SET EXERCISE
Gather all lines in the records below that include the word "pricing".

RECORDS SHOWN
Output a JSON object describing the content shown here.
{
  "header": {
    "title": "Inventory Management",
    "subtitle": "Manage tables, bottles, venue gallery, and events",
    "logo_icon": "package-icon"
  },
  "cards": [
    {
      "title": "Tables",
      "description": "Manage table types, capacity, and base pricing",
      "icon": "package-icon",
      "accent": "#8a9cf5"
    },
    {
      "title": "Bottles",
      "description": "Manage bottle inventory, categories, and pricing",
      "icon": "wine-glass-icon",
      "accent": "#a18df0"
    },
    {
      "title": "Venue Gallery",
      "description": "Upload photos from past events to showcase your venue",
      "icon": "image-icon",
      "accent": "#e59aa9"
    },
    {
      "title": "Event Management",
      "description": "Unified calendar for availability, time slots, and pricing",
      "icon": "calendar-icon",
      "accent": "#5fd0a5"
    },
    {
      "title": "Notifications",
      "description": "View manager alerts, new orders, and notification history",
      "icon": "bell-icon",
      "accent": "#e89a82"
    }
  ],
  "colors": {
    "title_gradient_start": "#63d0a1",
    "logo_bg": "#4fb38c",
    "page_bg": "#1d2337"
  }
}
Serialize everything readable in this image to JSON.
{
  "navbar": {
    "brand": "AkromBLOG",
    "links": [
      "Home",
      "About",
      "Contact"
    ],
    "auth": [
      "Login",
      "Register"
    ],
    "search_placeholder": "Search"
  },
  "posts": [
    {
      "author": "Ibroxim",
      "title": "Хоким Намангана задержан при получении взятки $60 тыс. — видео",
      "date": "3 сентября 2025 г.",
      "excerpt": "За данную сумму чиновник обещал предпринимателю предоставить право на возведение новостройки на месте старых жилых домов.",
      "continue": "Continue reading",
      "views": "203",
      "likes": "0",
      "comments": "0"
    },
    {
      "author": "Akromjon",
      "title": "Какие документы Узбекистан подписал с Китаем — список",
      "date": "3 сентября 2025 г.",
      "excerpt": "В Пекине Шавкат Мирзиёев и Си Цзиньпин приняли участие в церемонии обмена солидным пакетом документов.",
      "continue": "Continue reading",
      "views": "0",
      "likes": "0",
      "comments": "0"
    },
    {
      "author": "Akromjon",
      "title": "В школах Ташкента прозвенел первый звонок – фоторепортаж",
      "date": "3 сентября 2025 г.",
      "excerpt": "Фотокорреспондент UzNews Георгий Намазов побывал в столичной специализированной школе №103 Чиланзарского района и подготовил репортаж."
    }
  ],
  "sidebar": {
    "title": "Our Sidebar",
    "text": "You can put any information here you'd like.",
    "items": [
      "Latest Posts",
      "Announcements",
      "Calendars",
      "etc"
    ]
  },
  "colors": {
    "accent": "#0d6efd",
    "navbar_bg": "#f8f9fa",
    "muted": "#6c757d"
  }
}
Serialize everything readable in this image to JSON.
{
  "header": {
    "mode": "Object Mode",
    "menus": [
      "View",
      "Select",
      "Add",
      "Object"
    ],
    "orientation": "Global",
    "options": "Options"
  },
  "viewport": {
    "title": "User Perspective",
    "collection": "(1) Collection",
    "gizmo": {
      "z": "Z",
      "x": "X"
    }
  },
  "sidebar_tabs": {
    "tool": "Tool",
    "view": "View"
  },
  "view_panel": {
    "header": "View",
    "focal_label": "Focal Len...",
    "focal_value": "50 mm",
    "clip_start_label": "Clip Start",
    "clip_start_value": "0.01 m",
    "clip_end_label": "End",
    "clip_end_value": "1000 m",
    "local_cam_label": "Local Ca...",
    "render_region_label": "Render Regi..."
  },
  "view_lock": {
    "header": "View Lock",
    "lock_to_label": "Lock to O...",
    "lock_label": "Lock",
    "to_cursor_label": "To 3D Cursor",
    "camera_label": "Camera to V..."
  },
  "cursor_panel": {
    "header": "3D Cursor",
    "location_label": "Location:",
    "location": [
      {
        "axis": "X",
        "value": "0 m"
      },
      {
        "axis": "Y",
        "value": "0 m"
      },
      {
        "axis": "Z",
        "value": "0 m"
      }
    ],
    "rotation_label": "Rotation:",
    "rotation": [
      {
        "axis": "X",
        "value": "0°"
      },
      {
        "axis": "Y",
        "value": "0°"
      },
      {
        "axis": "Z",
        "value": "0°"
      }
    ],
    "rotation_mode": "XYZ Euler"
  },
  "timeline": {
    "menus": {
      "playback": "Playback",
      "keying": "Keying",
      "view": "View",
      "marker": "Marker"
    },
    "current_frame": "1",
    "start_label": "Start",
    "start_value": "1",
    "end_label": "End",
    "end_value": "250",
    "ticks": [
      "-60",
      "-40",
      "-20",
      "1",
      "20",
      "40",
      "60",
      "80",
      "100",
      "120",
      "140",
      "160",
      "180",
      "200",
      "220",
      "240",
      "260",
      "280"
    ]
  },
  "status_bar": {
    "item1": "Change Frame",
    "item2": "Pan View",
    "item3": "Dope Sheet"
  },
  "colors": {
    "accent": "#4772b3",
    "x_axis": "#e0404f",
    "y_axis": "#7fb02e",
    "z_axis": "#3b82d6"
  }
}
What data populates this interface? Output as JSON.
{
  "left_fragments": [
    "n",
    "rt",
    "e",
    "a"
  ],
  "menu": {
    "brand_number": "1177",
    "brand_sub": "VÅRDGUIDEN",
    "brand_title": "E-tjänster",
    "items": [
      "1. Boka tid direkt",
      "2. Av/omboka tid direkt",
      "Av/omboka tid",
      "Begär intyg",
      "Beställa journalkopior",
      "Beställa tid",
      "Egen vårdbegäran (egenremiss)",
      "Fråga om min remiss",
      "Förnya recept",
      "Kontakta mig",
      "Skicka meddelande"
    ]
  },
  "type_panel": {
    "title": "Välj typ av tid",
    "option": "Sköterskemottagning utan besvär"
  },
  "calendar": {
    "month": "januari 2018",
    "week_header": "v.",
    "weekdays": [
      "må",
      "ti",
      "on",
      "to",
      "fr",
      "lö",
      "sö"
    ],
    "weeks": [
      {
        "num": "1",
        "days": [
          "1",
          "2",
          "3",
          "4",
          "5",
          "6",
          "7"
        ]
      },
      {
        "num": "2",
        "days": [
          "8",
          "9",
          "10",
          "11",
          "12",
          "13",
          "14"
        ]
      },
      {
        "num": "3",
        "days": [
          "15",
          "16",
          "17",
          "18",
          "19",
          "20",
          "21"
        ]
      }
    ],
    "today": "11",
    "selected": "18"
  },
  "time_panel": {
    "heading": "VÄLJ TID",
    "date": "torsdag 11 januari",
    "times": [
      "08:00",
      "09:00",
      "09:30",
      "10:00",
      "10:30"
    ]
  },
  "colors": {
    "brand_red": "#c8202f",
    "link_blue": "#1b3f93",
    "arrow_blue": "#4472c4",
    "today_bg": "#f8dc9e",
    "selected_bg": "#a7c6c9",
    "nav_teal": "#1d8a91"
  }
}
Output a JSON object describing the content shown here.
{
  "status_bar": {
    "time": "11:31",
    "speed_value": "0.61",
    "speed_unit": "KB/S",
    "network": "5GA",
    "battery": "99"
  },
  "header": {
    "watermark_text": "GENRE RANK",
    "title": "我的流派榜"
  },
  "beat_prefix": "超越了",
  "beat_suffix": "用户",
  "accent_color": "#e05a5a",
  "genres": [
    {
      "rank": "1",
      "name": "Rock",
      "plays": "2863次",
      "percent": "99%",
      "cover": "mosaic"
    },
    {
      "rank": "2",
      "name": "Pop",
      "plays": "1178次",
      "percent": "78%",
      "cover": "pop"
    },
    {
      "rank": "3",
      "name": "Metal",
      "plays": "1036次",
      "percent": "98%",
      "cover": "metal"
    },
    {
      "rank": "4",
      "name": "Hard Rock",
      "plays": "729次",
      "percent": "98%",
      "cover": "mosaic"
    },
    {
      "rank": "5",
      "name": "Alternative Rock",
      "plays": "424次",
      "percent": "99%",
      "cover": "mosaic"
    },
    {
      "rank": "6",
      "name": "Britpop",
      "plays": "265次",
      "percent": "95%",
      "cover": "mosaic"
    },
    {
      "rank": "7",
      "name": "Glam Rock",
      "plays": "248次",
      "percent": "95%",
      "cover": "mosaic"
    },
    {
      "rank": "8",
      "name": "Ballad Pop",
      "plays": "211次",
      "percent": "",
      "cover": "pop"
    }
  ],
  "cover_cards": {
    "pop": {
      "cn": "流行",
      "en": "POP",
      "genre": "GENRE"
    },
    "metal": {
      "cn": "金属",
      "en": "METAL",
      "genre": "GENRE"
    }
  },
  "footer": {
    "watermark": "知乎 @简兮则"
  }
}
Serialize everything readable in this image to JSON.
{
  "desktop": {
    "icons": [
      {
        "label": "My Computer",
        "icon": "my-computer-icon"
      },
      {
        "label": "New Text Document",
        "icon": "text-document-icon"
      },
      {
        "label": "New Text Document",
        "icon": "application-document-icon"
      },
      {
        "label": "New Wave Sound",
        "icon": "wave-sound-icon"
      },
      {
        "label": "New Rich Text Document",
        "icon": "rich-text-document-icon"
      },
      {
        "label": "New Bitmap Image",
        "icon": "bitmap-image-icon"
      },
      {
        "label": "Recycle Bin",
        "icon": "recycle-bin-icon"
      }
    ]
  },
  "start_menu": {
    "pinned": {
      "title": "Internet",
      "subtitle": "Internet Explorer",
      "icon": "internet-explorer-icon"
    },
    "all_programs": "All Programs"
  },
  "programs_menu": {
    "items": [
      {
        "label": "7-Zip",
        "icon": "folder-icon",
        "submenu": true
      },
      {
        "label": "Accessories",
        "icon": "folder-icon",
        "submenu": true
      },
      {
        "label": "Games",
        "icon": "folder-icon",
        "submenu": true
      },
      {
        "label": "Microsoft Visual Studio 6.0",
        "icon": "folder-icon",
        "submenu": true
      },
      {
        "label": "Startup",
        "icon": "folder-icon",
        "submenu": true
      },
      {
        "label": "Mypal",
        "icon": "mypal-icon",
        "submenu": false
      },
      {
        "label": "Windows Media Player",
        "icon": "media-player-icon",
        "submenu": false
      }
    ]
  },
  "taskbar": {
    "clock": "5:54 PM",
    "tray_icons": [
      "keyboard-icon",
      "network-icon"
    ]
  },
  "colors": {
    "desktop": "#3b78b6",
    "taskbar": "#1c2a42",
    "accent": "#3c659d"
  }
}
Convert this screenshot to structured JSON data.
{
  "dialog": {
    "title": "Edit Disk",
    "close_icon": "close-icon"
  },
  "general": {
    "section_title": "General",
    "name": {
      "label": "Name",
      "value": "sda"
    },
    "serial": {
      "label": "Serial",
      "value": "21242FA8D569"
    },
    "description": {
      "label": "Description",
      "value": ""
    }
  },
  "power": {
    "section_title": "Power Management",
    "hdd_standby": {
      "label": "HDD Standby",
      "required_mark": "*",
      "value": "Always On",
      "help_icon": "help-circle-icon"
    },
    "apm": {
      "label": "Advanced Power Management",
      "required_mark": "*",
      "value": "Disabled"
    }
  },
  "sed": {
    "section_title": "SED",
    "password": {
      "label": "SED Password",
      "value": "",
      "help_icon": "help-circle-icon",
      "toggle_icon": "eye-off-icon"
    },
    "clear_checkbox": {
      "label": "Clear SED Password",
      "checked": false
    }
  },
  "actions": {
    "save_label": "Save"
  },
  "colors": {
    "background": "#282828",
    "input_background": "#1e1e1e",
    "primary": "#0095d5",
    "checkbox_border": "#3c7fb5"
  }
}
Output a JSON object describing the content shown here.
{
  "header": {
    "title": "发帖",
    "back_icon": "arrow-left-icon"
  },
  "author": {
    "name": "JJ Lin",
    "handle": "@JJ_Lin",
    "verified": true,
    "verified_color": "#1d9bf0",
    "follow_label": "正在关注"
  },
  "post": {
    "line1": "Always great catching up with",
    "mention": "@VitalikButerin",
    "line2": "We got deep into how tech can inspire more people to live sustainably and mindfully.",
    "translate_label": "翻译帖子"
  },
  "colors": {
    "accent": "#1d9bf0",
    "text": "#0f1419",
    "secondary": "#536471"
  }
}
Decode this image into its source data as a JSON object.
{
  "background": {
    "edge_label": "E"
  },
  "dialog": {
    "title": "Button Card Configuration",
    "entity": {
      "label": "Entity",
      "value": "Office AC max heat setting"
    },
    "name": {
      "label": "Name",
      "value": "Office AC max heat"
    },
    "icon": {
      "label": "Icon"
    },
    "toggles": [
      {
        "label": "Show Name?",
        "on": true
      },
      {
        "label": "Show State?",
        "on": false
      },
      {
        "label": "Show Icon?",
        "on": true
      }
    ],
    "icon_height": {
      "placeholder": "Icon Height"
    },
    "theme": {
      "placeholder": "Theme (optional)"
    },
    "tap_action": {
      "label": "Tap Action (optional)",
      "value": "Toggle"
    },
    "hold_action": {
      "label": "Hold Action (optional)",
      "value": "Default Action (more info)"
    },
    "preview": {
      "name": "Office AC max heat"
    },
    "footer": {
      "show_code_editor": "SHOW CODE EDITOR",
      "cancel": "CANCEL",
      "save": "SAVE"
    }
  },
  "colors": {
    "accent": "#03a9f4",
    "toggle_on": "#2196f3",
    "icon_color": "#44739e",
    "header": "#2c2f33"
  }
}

EXPECTED ANSWER
      "description": "Manage table types, capacity, and base pricing",
      "description": "Manage bottle inventory, categories, and pricing",
      "description": "Unified calendar for availability, time slots, and pricing",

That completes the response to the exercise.